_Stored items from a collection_
□ □ □ □ □ □ □

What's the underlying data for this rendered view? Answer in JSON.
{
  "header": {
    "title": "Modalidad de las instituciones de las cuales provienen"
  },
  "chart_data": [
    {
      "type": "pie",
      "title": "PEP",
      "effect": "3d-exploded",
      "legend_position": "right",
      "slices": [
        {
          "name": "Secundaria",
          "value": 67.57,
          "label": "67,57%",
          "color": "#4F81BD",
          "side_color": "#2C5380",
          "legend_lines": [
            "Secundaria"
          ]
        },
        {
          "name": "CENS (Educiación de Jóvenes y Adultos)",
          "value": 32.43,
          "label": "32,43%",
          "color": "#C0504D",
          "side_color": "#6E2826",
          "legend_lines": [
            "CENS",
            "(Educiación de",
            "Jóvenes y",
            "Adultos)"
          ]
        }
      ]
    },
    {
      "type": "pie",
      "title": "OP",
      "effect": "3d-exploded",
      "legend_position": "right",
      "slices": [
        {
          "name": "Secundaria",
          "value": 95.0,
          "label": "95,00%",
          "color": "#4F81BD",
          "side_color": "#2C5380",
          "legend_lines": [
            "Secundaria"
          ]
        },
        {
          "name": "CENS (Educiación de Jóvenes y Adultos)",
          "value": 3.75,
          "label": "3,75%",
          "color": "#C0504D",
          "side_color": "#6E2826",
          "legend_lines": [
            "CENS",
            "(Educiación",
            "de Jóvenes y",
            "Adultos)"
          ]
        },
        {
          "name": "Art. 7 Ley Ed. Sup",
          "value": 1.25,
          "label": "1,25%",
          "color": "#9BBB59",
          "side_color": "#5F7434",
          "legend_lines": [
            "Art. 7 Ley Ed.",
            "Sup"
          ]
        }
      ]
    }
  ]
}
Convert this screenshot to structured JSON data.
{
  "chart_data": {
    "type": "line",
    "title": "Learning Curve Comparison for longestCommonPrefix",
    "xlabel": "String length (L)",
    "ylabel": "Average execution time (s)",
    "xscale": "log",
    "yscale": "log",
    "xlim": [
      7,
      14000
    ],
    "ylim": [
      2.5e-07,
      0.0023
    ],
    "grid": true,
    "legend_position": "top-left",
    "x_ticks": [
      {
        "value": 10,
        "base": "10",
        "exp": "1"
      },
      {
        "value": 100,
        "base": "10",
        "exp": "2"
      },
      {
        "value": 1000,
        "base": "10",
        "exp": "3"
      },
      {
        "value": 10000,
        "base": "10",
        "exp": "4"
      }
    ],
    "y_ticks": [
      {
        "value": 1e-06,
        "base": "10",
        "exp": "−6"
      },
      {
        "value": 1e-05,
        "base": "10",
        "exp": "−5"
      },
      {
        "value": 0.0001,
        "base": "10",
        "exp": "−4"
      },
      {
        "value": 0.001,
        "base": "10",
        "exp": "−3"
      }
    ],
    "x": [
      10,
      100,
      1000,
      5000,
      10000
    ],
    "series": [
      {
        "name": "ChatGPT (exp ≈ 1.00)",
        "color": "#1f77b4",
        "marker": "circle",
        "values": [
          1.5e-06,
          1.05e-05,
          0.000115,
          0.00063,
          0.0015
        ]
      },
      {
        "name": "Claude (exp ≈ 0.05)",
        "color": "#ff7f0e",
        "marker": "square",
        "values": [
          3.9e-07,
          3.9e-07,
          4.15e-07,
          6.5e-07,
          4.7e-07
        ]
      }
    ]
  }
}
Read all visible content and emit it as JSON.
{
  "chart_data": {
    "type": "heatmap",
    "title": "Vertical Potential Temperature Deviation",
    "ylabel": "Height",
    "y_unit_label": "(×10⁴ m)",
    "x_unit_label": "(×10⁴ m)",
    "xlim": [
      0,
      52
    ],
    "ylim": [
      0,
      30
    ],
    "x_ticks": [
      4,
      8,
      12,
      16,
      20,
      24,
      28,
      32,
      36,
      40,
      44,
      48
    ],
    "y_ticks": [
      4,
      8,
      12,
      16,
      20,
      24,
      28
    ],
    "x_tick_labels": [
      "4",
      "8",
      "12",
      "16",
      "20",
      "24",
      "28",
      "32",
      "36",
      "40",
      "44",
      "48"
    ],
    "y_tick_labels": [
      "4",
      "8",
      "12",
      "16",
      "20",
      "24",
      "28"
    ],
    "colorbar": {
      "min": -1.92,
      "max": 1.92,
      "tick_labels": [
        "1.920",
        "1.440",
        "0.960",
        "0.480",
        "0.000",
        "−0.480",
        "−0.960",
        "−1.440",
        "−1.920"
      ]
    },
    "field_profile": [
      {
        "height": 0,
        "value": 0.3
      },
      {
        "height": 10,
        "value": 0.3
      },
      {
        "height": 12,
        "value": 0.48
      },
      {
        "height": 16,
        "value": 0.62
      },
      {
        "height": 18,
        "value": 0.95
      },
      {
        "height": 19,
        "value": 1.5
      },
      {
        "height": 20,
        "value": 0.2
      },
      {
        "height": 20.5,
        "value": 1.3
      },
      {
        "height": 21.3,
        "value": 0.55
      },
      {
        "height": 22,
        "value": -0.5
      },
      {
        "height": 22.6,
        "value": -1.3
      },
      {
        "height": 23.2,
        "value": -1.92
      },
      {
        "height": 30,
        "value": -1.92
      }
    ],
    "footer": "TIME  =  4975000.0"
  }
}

□ □ □ □ □ □ □

Look through the entries above for the word "name". Copy every line where it shows up.

          "name": "Secundaria",
          "name": "CENS (Educiación de Jóvenes y Adultos)",
          "name": "Secundaria",
          "name": "CENS (Educiación de Jóvenes y Adultos)",
          "name": "Art. 7 Ley Ed. Sup",
        "name": "ChatGPT (exp ≈ 1.00)",
        "name": "Claude (exp ≈ 0.05)",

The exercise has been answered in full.